## The task
Pictures in the data below are not part of the copy; transcribe everything else exactly.

## Material provided
◇ ◇ ◇
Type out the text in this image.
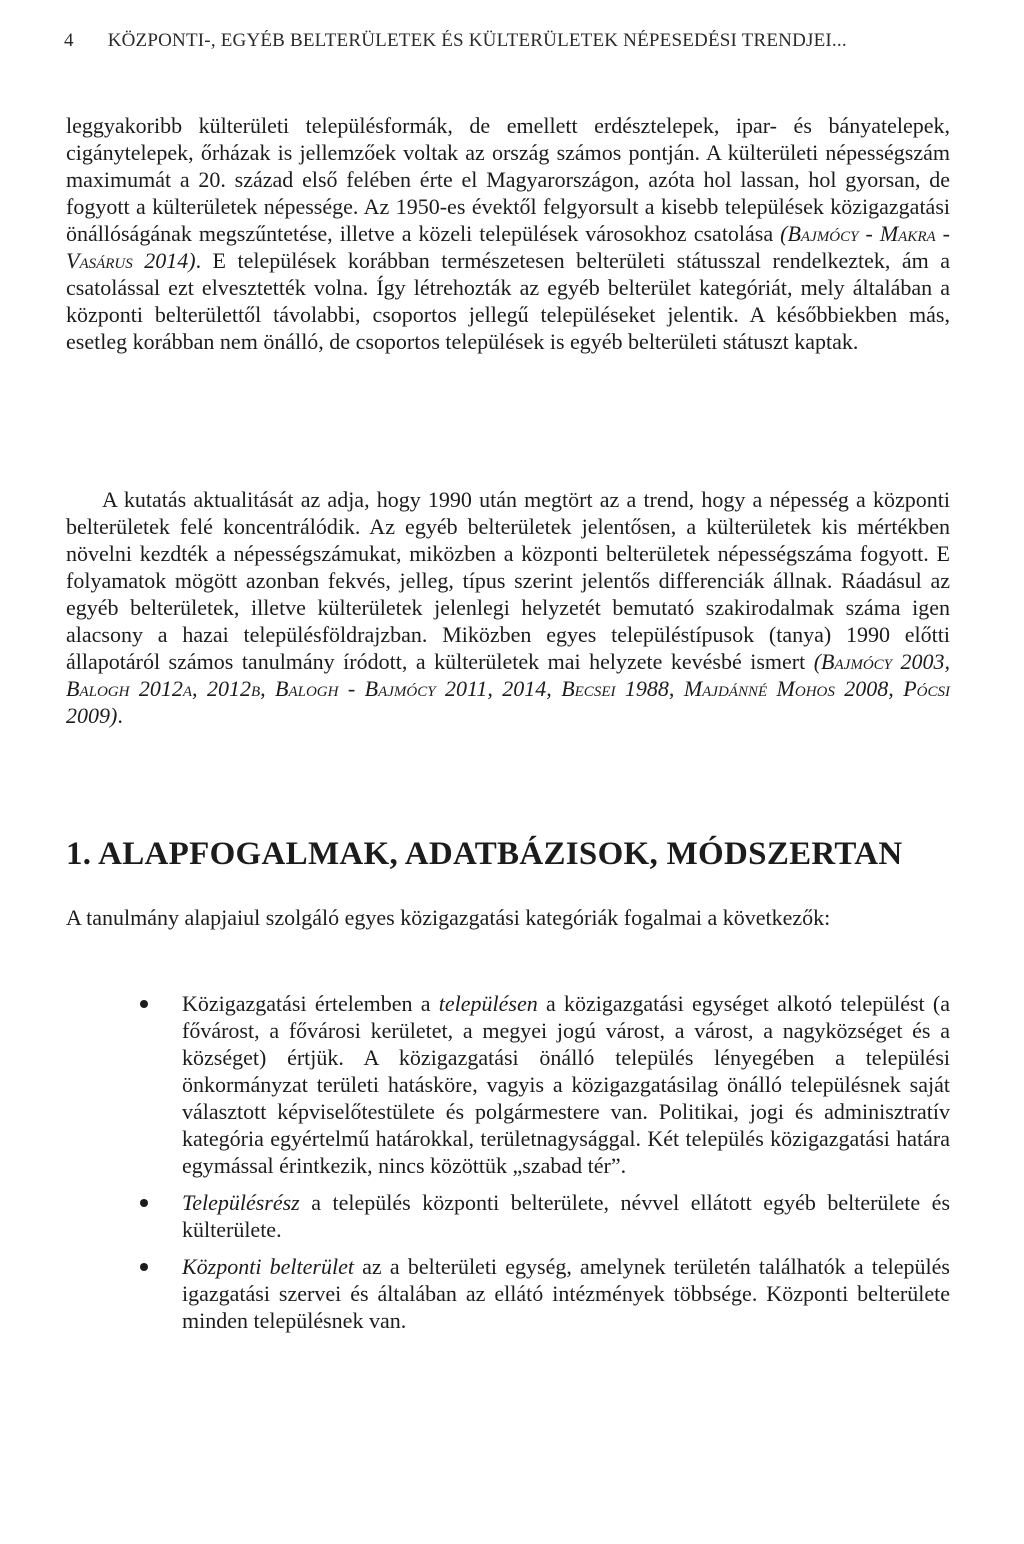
4 KÖZPONTI-, EGYÉB BELTERÜLETEK ÉS KÜLTERÜLETEK NÉPESEDÉSI TRENDJEI...

leggyakoribb külterületi településformák, de emellett erdésztelepek, ipar- és bányatelepek, cigánytelepek, őrházak is jellemzőek voltak az ország számos pontján. A külterületi népességszám maximumát a 20. század első felében érte el Magyarországon, azóta hol lassan, hol gyorsan, de fogyott a külterületek népessége. Az 1950-es évektől felgyorsult a kisebb települések közigazgatási önállóságának megszűntetése, illetve a közeli települések városokhoz csatolása (Bajmócy - Makra - Vasárus 2014). E települések korábban természetesen belterületi státusszal rendelkeztek, ám a csatolással ezt elvesztették volna. Így létrehozták az egyéb belterület kategóriát, mely általában a központi belterülettől távolabbi, csoportos jellegű településeket jelentik. A későbbiekben más, esetleg korábban nem önálló, de csoportos települések is egyéb belterületi státuszt kaptak.

A kutatás aktualitását az adja, hogy 1990 után megtört az a trend, hogy a népesség a központi belterületek felé koncentrálódik. Az egyéb belterületek jelentősen, a külterületek kis mértékben növelni kezdték a népességszámukat, miközben a központi belterületek népességszáma fogyott. E folyamatok mögött azonban fekvés, jelleg, típus szerint jelentős differenciák állnak. Ráadásul az egyéb belterületek, illetve külterületek jelenlegi helyzetét bemutató szakirodalmak száma igen alacsony a hazai településföldrajzban. Miközben egyes településtípusok (tanya) 1990 előtti állapotáról számos tanulmány íródott, a külterületek mai helyzete kevésbé ismert (Bajmócy 2003, Balogh 2012a, 2012b, Balogh - Bajmócy 2011, 2014, Becsei 1988, Majdánné Mohos 2008, Pócsi 2009).

1. ALAPFOGALMAK, ADATBÁZISOK, MÓDSZERTAN

A tanulmány alapjaiul szolgáló egyes közigazgatási kategóriák fogalmai a következők:

Közigazgatási értelemben a településen a közigazgatási egységet alkotó települést (a fővárost, a fővárosi kerületet, a megyei jogú várost, a várost, a nagyközséget és a községet) értjük. A közigazgatási önálló település lényegében a települési önkormányzat területi hatásköre, vagyis a közigazgatásilag önálló településnek saját választott képviselőtestülete és polgármestere van. Politikai, jogi és adminisztratív kategória egyértelmű határokkal, területnagysággal. Két település közigazgatási határa egymással érintkezik, nincs közöttük „szabad tér”.
Településrész a település központi belterülete, névvel ellátott egyéb belterülete és külterülete.
Központi belterület az a belterületi egység, amelynek területén találhatók a település igazgatási szervei és általában az ellátó intézmények többsége. Központi belterülete minden településnek van.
◇ ◇ ◇
## Result of the task
Type out the text in this image.
4 KÖZPONTI-, EGYÉB BELTERÜLETEK ÉS KÜLTERÜLETEK NÉPESEDÉSI TRENDJEI...

leggyakoribb külterületi településformák, de emellett erdésztelepek, ipar- és bányatelepek, cigánytelepek, őrházak is jellemzőek voltak az ország számos pontján. A külterületi népességszám maximumát a 20. század első felében érte el Magyarországon, azóta hol lassan, hol gyorsan, de fogyott a külterületek népessége. Az 1950-es évektől felgyorsult a kisebb települések közigazgatási önállóságának megszűntetése, illetve a közeli települések városokhoz csatolása (Bajmócy - Makra - Vasárus 2014). E települések korábban természetesen belterületi státusszal rendelkeztek, ám a csatolással ezt elvesztették volna. Így létrehozták az egyéb belterület kategóriát, mely általában a központi belterülettől távolabbi, csoportos jellegű településeket jelentik. A későbbiekben más, esetleg korábban nem önálló, de csoportos települések is egyéb belterületi státuszt kaptak.

A kutatás aktualitását az adja, hogy 1990 után megtört az a trend, hogy a népesség a központi belterületek felé koncentrálódik. Az egyéb belterületek jelentősen, a külterületek kis mértékben növelni kezdték a népességszámukat, miközben a központi belterületek népességszáma fogyott. E folyamatok mögött azonban fekvés, jelleg, típus szerint jelentős differenciák állnak. Ráadásul az egyéb belterületek, illetve külterületek jelenlegi helyzetét bemutató szakirodalmak száma igen alacsony a hazai településföldrajzban. Miközben egyes településtípusok (tanya) 1990 előtti állapotáról számos tanulmány íródott, a külterületek mai helyzete kevésbé ismert (Bajmócy 2003, Balogh 2012a, 2012b, Balogh - Bajmócy 2011, 2014, Becsei 1988, Majdánné Mohos 2008, Pócsi 2009).

1. ALAPFOGALMAK, ADATBÁZISOK, MÓDSZERTAN

A tanulmány alapjaiul szolgáló egyes közigazgatási kategóriák fogalmai a következők:

Közigazgatási értelemben a településen a közigazgatási egységet alkotó települést (a fővárost, a fővárosi kerületet, a megyei jogú várost, a várost, a nagyközséget és a községet) értjük. A közigazgatási önálló település lényegében a települési önkormányzat területi hatásköre, vagyis a közigazgatásilag önálló településnek saját választott képviselőtestülete és polgármestere van. Politikai, jogi és adminisztratív kategória egyértelmű határokkal, területnagysággal. Két település közigazgatási határa egymással érintkezik, nincs közöttük „szabad tér”.
Településrész a település központi belterülete, névvel ellátott egyéb belterülete és külterülete.
Központi belterület az a belterületi egység, amelynek területén találhatók a település igazgatási szervei és általában az ellátó intézmények többsége. Központi belterülete minden településnek van.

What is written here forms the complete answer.